Figure content listings:
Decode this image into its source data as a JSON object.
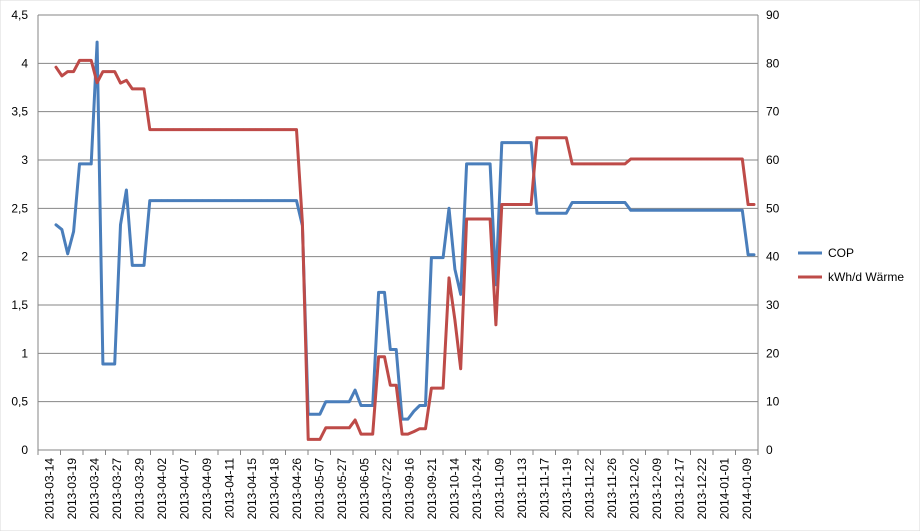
{
  "chart_data": {
    "type": "line",
    "title": "",
    "xlabel": "",
    "ylabel": "",
    "y2label": "",
    "ylim": [
      0,
      4.5
    ],
    "y2lim": [
      0,
      90
    ],
    "y_ticks": [
      "0",
      "0,5",
      "1",
      "1,5",
      "2",
      "2,5",
      "3",
      "3,5",
      "4",
      "4,5"
    ],
    "y2_ticks": [
      "0",
      "10",
      "20",
      "30",
      "40",
      "50",
      "60",
      "70",
      "80",
      "90"
    ],
    "x_tick_labels": [
      "2013-03-14",
      "2013-03-19",
      "2013-03-24",
      "2013-03-27",
      "2013-03-29",
      "2013-04-02",
      "2013-04-07",
      "2013-04-09",
      "2013-04-11",
      "2013-04-15",
      "2013-04-18",
      "2013-04-26",
      "2013-05-07",
      "2013-05-27",
      "2013-06-05",
      "2013-07-22",
      "2013-09-16",
      "2013-09-21",
      "2013-10-14",
      "2013-10-24",
      "2013-11-09",
      "2013-11-13",
      "2013-11-17",
      "2013-11-19",
      "2013-11-22",
      "2013-11-26",
      "2013-12-02",
      "2013-12-09",
      "2013-12-17",
      "2013-12-22",
      "2014-01-01",
      "2014-01-09"
    ],
    "grid": true,
    "legend_position": "right",
    "series": [
      {
        "name": "COP",
        "axis": "left",
        "color": "#4a7ebb",
        "values": [
          2.33,
          2.28,
          2.03,
          2.26,
          2.96,
          2.96,
          2.96,
          4.22,
          0.89,
          0.89,
          0.89,
          2.33,
          2.69,
          1.91,
          1.91,
          1.91,
          2.58,
          2.58,
          2.58,
          2.58,
          2.58,
          2.58,
          2.58,
          2.58,
          2.58,
          2.58,
          2.58,
          2.58,
          2.58,
          2.58,
          2.58,
          2.58,
          2.58,
          2.58,
          2.58,
          2.58,
          2.58,
          2.58,
          2.58,
          2.58,
          2.58,
          2.58,
          2.32,
          0.37,
          0.37,
          0.37,
          0.5,
          0.5,
          0.5,
          0.5,
          0.5,
          0.62,
          0.46,
          0.46,
          0.46,
          1.63,
          1.63,
          1.04,
          1.04,
          0.32,
          0.32,
          0.4,
          0.46,
          0.46,
          1.99,
          1.99,
          1.99,
          2.5,
          1.87,
          1.61,
          2.96,
          2.96,
          2.96,
          2.96,
          2.96,
          1.71,
          3.18,
          3.18,
          3.18,
          3.18,
          3.18,
          3.18,
          2.45,
          2.45,
          2.45,
          2.45,
          2.45,
          2.45,
          2.56,
          2.56,
          2.56,
          2.56,
          2.56,
          2.56,
          2.56,
          2.56,
          2.56,
          2.56,
          2.48,
          2.48,
          2.48,
          2.48,
          2.48,
          2.48,
          2.48,
          2.48,
          2.48,
          2.48,
          2.48,
          2.48,
          2.48,
          2.48,
          2.48,
          2.48,
          2.48,
          2.48,
          2.48,
          2.48,
          2.02,
          2.02
        ]
      },
      {
        "name": "kWh/d Wärme",
        "axis": "right",
        "color": "#be4b48",
        "values": [
          79.2,
          77.4,
          78.3,
          78.3,
          80.6,
          80.6,
          80.6,
          76.0,
          78.3,
          78.3,
          78.3,
          75.9,
          76.5,
          74.7,
          74.7,
          74.7,
          66.3,
          66.3,
          66.3,
          66.3,
          66.3,
          66.3,
          66.3,
          66.3,
          66.3,
          66.3,
          66.3,
          66.3,
          66.3,
          66.3,
          66.3,
          66.3,
          66.3,
          66.3,
          66.3,
          66.3,
          66.3,
          66.3,
          66.3,
          66.3,
          66.3,
          66.3,
          47.0,
          2.2,
          2.2,
          2.2,
          4.6,
          4.6,
          4.6,
          4.6,
          4.6,
          6.2,
          3.3,
          3.3,
          3.3,
          19.3,
          19.3,
          13.4,
          13.4,
          3.3,
          3.3,
          3.8,
          4.4,
          4.4,
          12.8,
          12.8,
          12.8,
          35.6,
          26.9,
          16.8,
          47.8,
          47.8,
          47.8,
          47.8,
          47.8,
          25.9,
          50.8,
          50.8,
          50.8,
          50.8,
          50.8,
          50.8,
          64.6,
          64.6,
          64.6,
          64.6,
          64.6,
          64.6,
          59.2,
          59.2,
          59.2,
          59.2,
          59.2,
          59.2,
          59.2,
          59.2,
          59.2,
          59.2,
          60.2,
          60.2,
          60.2,
          60.2,
          60.2,
          60.2,
          60.2,
          60.2,
          60.2,
          60.2,
          60.2,
          60.2,
          60.2,
          60.2,
          60.2,
          60.2,
          60.2,
          60.2,
          60.2,
          60.2,
          50.8,
          50.8
        ]
      }
    ]
  }
}
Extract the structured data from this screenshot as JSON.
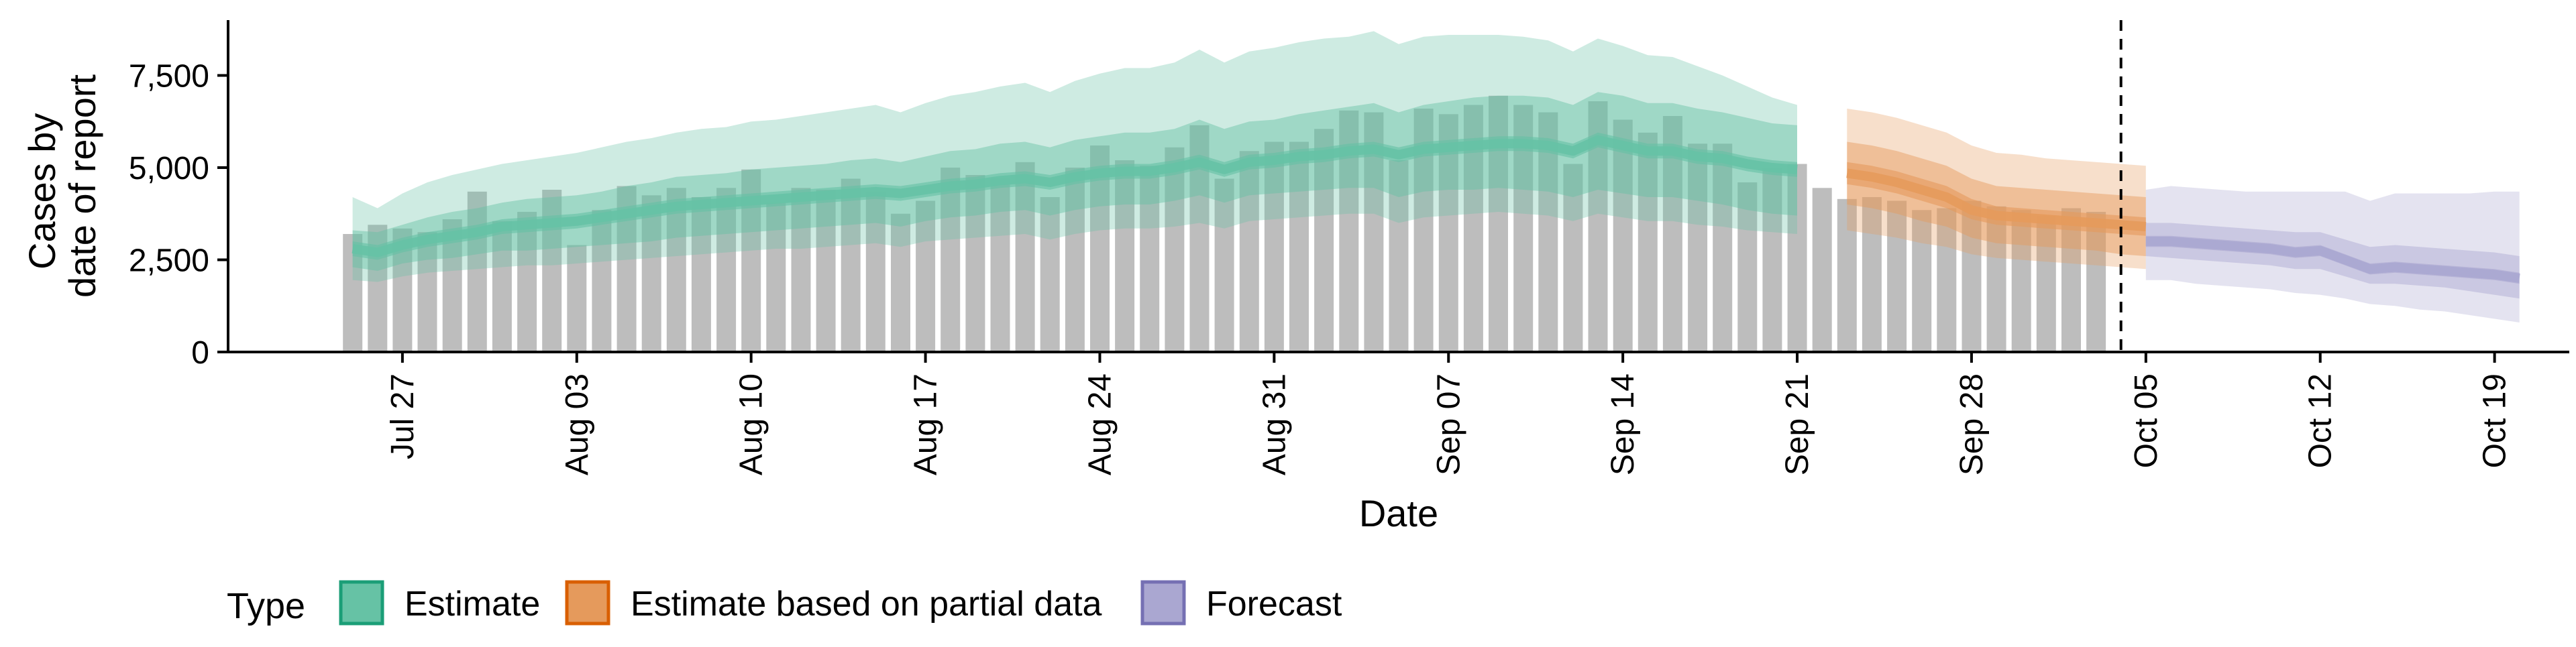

Challenge =
In your copy of the listing above, reproduce each line exactly and omit all pictures.

Result for this exercise =
Decode this image into its source data as a JSON object.
{
  "chart_data": {
    "type": "line",
    "title": "",
    "xlabel": "",
    "ylabel": "",
    "y2label": "",
    "ylim": [
      0,
      4.5
    ],
    "y2lim": [
      0,
      90
    ],
    "y_ticks": [
      "0",
      "0,5",
      "1",
      "1,5",
      "2",
      "2,5",
      "3",
      "3,5",
      "4",
      "4,5"
    ],
    "y2_ticks": [
      "0",
      "10",
      "20",
      "30",
      "40",
      "50",
      "60",
      "70",
      "80",
      "90"
    ],
    "x_tick_labels": [
      "2013-03-14",
      "2013-03-19",
      "2013-03-24",
      "2013-03-27",
      "2013-03-29",
      "2013-04-02",
      "2013-04-07",
      "2013-04-09",
      "2013-04-11",
      "2013-04-15",
      "2013-04-18",
      "2013-04-26",
      "2013-05-07",
      "2013-05-27",
      "2013-06-05",
      "2013-07-22",
      "2013-09-16",
      "2013-09-21",
      "2013-10-14",
      "2013-10-24",
      "2013-11-09",
      "2013-11-13",
      "2013-11-17",
      "2013-11-19",
      "2013-11-22",
      "2013-11-26",
      "2013-12-02",
      "2013-12-09",
      "2013-12-17",
      "2013-12-22",
      "2014-01-01",
      "2014-01-09"
    ],
    "grid": true,
    "legend_position": "right",
    "series": [
      {
        "name": "COP",
        "axis": "left",
        "color": "#4a7ebb",
        "values": [
          2.33,
          2.28,
          2.03,
          2.26,
          2.96,
          2.96,
          2.96,
          4.22,
          0.89,
          0.89,
          0.89,
          2.33,
          2.69,
          1.91,
          1.91,
          1.91,
          2.58,
          2.58,
          2.58,
          2.58,
          2.58,
          2.58,
          2.58,
          2.58,
          2.58,
          2.58,
          2.58,
          2.58,
          2.58,
          2.58,
          2.58,
          2.58,
          2.58,
          2.58,
          2.58,
          2.58,
          2.58,
          2.58,
          2.58,
          2.58,
          2.58,
          2.58,
          2.32,
          0.37,
          0.37,
          0.37,
          0.5,
          0.5,
          0.5,
          0.5,
          0.5,
          0.62,
          0.46,
          0.46,
          0.46,
          1.63,
          1.63,
          1.04,
          1.04,
          0.32,
          0.32,
          0.4,
          0.46,
          0.46,
          1.99,
          1.99,
          1.99,
          2.5,
          1.87,
          1.61,
          2.96,
          2.96,
          2.96,
          2.96,
          2.96,
          1.71,
          3.18,
          3.18,
          3.18,
          3.18,
          3.18,
          3.18,
          2.45,
          2.45,
          2.45,
          2.45,
          2.45,
          2.45,
          2.56,
          2.56,
          2.56,
          2.56,
          2.56,
          2.56,
          2.56,
          2.56,
          2.56,
          2.56,
          2.48,
          2.48,
          2.48,
          2.48,
          2.48,
          2.48,
          2.48,
          2.48,
          2.48,
          2.48,
          2.48,
          2.48,
          2.48,
          2.48,
          2.48,
          2.48,
          2.48,
          2.48,
          2.48,
          2.48,
          2.02,
          2.02
        ]
      },
      {
        "name": "kWh/d Wärme",
        "axis": "right",
        "color": "#be4b48",
        "values": [
          79.2,
          77.4,
          78.3,
          78.3,
          80.6,
          80.6,
          80.6,
          76.0,
          78.3,
          78.3,
          78.3,
          75.9,
          76.5,
          74.7,
          74.7,
          74.7,
          66.3,
          66.3,
          66.3,
          66.3,
          66.3,
          66.3,
          66.3,
          66.3,
          66.3,
          66.3,
          66.3,
          66.3,
          66.3,
          66.3,
          66.3,
          66.3,
          66.3,
          66.3,
          66.3,
          66.3,
          66.3,
          66.3,
          66.3,
          66.3,
          66.3,
          66.3,
          47.0,
          2.2,
          2.2,
          2.2,
          4.6,
          4.6,
          4.6,
          4.6,
          4.6,
          6.2,
          3.3,
          3.3,
          3.3,
          19.3,
          19.3,
          13.4,
          13.4,
          3.3,
          3.3,
          3.8,
          4.4,
          4.4,
          12.8,
          12.8,
          12.8,
          35.6,
          26.9,
          16.8,
          47.8,
          47.8,
          47.8,
          47.8,
          47.8,
          25.9,
          50.8,
          50.8,
          50.8,
          50.8,
          50.8,
          50.8,
          64.6,
          64.6,
          64.6,
          64.6,
          64.6,
          64.6,
          59.2,
          59.2,
          59.2,
          59.2,
          59.2,
          59.2,
          59.2,
          59.2,
          59.2,
          59.2,
          60.2,
          60.2,
          60.2,
          60.2,
          60.2,
          60.2,
          60.2,
          60.2,
          60.2,
          60.2,
          60.2,
          60.2,
          60.2,
          60.2,
          60.2,
          60.2,
          60.2,
          60.2,
          60.2,
          60.2,
          50.8,
          50.8
        ]
      }
    ]
  }
}
Extract the structured data from this screenshot as JSON.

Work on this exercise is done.